■ **Written task**
Scan the lines below; pull out those with "vbaProject".

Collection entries
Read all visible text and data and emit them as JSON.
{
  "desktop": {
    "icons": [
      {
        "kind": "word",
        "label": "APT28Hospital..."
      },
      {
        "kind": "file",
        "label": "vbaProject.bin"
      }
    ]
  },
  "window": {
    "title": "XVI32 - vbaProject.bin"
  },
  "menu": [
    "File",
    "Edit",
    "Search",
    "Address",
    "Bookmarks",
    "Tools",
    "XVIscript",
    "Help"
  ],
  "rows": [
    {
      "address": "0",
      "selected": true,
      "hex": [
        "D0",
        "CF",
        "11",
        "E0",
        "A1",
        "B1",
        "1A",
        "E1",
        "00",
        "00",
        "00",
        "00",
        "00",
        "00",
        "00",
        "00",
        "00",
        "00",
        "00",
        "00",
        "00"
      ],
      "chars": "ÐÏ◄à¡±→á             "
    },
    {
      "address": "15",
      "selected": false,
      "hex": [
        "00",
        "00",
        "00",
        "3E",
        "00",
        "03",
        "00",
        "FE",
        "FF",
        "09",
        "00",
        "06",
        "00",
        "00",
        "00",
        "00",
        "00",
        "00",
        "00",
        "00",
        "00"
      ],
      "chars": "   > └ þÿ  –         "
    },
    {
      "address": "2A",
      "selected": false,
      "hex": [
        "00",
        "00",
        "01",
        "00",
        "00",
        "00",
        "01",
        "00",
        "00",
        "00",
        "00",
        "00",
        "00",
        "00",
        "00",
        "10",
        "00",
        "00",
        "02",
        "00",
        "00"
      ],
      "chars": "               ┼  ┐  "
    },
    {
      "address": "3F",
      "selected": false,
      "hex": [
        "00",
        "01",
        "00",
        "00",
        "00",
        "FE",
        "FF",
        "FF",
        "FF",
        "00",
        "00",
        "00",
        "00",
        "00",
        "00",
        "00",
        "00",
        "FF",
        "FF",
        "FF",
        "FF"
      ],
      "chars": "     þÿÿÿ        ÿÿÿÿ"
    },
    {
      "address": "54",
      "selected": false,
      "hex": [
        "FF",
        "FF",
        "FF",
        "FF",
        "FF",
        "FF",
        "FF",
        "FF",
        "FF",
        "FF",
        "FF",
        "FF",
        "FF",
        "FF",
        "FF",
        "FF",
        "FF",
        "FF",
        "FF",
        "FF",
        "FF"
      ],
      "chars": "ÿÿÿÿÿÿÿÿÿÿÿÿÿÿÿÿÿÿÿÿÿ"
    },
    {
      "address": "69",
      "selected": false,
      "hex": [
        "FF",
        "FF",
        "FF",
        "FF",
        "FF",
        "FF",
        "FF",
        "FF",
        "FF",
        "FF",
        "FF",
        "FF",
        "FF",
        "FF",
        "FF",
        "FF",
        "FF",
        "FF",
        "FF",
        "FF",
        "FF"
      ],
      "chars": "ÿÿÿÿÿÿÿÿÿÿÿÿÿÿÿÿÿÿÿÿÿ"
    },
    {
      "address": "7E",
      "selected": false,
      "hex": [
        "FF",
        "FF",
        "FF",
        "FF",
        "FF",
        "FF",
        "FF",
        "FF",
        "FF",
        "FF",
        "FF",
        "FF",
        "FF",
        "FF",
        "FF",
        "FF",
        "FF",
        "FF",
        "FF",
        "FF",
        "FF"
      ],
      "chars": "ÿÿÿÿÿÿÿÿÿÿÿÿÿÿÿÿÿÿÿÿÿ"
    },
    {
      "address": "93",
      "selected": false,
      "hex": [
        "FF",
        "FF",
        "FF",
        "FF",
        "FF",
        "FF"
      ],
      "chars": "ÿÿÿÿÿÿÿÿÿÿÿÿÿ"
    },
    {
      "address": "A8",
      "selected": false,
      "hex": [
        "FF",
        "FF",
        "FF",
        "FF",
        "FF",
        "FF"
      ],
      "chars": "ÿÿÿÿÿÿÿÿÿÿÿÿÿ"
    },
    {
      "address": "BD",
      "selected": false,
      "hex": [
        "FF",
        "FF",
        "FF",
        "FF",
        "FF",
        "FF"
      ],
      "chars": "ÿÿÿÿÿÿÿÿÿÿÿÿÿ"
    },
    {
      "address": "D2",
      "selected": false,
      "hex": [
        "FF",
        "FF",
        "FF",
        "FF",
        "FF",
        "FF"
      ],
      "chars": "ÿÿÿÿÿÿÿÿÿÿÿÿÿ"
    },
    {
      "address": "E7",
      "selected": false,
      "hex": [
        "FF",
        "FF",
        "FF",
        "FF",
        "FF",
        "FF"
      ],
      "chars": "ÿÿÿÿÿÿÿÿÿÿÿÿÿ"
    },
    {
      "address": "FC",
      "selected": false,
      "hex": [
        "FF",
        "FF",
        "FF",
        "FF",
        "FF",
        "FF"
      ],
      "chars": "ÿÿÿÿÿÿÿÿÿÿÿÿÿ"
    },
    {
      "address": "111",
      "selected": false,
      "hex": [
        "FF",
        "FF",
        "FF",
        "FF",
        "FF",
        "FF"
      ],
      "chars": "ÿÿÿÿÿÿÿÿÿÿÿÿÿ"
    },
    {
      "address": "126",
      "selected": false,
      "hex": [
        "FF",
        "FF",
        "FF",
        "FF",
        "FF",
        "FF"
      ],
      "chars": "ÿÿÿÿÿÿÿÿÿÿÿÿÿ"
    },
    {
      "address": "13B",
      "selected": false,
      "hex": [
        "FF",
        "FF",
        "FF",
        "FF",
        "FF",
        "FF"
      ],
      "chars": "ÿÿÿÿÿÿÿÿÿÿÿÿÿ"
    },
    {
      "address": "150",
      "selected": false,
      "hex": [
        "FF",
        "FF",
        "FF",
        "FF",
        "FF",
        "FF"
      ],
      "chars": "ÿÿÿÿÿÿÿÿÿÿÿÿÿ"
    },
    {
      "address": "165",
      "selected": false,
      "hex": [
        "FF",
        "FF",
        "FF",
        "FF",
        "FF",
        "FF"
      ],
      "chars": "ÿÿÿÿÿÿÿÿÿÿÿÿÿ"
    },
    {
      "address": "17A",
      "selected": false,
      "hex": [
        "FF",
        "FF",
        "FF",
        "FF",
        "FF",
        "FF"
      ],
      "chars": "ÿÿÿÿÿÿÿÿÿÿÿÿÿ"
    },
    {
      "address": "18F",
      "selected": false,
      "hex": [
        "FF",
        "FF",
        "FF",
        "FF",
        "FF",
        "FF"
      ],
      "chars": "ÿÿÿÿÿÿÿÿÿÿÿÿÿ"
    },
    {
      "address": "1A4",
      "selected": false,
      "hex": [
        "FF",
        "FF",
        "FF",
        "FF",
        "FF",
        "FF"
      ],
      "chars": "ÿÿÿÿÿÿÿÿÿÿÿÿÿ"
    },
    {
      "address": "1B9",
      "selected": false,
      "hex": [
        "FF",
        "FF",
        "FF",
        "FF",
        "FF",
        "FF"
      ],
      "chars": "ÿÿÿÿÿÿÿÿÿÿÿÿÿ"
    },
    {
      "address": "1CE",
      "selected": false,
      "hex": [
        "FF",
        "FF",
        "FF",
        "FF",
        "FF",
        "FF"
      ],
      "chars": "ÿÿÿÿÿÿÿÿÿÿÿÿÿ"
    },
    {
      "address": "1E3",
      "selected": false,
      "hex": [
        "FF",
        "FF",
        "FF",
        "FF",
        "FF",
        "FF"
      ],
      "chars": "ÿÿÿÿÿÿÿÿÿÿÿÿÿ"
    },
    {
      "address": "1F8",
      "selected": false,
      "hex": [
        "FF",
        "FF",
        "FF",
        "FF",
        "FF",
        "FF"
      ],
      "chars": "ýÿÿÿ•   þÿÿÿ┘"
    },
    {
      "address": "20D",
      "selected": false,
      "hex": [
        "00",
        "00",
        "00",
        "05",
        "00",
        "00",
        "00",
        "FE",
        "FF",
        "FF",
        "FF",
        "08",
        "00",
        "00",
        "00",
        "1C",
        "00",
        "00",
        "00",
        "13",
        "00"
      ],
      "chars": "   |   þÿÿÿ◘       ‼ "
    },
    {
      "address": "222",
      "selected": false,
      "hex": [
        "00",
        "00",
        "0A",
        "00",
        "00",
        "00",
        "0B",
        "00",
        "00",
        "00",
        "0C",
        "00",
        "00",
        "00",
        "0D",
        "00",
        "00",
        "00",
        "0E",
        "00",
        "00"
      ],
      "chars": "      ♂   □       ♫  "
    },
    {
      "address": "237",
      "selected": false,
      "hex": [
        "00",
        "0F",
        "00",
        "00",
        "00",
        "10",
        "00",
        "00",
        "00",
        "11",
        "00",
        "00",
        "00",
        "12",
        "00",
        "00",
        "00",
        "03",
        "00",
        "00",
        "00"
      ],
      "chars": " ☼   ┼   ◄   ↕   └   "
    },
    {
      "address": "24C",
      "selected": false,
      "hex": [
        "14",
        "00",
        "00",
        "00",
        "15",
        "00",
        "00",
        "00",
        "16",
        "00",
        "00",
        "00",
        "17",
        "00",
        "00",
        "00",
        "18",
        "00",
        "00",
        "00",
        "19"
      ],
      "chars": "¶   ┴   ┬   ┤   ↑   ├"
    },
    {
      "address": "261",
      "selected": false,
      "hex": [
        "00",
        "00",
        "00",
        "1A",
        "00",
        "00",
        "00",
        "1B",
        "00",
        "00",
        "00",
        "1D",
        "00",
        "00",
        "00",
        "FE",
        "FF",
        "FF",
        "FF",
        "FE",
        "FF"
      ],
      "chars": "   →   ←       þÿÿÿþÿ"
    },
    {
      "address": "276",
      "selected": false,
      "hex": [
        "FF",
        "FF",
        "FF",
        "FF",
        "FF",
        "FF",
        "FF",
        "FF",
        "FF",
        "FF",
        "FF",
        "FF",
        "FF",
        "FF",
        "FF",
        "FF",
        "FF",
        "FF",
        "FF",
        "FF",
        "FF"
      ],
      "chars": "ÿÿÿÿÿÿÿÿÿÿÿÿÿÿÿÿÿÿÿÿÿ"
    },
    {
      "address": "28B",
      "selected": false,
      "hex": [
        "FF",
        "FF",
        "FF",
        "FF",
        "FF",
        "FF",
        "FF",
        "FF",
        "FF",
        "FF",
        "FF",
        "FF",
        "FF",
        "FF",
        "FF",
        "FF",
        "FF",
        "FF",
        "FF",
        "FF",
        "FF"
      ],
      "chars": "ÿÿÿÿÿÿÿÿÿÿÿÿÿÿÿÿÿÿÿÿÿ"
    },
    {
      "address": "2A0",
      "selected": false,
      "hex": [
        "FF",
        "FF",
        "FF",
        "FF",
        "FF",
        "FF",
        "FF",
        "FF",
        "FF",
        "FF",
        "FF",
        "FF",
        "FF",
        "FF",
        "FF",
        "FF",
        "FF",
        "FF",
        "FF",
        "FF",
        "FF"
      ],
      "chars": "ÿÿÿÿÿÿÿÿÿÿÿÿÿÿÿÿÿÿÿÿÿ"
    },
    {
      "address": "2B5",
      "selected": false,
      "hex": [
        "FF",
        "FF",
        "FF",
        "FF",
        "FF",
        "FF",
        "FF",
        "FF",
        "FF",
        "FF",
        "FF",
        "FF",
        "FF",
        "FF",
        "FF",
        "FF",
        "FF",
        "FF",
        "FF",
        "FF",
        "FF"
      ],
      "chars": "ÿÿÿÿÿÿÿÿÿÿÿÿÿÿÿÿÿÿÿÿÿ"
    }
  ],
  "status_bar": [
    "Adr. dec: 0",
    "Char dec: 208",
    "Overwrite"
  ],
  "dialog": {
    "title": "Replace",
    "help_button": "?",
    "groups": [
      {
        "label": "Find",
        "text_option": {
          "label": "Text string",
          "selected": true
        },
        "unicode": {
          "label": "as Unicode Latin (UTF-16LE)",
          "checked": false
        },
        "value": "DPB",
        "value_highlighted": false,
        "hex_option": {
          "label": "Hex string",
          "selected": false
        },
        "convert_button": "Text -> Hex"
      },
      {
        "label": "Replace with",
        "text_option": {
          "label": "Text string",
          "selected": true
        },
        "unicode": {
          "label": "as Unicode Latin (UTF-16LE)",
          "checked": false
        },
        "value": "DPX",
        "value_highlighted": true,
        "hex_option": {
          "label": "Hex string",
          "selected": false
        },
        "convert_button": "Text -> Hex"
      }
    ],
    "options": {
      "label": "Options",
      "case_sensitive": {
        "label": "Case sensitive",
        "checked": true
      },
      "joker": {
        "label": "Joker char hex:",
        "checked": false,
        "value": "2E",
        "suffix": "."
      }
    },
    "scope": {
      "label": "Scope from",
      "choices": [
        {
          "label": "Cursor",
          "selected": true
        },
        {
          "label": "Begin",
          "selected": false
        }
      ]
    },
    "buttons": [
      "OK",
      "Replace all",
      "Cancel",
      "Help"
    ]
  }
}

■ **Exercise solution**
        "label": "vbaProject.bin"
    "title": "XVI32 - vbaProject.bin"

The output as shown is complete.